--- START OF Data extract ---
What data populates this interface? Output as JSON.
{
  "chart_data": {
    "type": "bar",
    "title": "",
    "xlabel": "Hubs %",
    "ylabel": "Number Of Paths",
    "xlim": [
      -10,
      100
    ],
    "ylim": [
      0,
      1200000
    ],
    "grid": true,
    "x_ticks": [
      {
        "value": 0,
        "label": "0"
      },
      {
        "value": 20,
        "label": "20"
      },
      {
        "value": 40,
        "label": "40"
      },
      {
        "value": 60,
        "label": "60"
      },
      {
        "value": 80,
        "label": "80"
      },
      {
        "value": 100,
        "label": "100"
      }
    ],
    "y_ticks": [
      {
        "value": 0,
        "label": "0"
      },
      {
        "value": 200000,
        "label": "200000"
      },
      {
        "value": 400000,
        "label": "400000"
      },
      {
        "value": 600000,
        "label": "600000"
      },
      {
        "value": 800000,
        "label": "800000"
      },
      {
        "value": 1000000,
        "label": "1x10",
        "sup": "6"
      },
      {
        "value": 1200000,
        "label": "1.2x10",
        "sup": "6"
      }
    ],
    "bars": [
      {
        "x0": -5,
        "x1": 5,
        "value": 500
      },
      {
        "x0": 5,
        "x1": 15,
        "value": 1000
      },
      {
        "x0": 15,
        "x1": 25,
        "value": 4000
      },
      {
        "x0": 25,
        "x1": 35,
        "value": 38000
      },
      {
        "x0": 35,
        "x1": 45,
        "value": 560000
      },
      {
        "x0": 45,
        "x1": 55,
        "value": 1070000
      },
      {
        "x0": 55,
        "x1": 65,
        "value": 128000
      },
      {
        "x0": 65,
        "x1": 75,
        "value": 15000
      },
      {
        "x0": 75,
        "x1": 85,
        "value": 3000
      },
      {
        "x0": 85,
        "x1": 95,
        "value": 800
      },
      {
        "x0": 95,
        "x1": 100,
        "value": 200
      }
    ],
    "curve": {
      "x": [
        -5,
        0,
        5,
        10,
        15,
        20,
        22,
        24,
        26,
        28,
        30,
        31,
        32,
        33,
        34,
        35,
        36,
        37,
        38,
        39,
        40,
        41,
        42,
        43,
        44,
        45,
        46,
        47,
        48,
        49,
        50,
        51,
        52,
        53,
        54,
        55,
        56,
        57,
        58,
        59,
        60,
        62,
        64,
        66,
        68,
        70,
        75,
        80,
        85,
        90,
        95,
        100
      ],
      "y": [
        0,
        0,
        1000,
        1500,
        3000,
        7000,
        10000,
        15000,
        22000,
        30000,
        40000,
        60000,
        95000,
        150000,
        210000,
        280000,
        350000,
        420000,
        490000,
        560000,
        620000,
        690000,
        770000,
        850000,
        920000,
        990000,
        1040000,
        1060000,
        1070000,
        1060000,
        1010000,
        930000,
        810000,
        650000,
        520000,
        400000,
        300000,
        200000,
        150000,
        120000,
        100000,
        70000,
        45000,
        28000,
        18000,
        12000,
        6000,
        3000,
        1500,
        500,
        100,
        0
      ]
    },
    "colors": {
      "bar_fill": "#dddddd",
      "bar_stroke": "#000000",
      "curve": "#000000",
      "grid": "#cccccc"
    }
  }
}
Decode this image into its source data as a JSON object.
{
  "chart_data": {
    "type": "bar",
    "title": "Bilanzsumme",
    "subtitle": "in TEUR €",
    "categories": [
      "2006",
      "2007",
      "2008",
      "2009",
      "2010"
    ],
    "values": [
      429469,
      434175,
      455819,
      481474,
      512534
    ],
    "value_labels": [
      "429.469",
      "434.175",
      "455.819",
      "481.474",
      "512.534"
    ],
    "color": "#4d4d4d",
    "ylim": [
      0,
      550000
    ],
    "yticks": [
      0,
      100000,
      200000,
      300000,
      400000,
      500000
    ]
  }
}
--- END OF Data extract ---
:: Exercise requirements ::
Extract every line from the one containing "Decode this image" through the last line of the data, inclusive, exactly as written.

:: Answer to this task ::
Decode this image into its source data as a JSON object.
{
  "chart_data": {
    "type": "bar",
    "title": "Bilanzsumme",
    "subtitle": "in TEUR €",
    "categories": [
      "2006",
      "2007",
      "2008",
      "2009",
      "2010"
    ],
    "values": [
      429469,
      434175,
      455819,
      481474,
      512534
    ],
    "value_labels": [
      "429.469",
      "434.175",
      "455.819",
      "481.474",
      "512.534"
    ],
    "color": "#4d4d4d",
    "ylim": [
      0,
      550000
    ],
    "yticks": [
      0,
      100000,
      200000,
      300000,
      400000,
      500000
    ]
  }
}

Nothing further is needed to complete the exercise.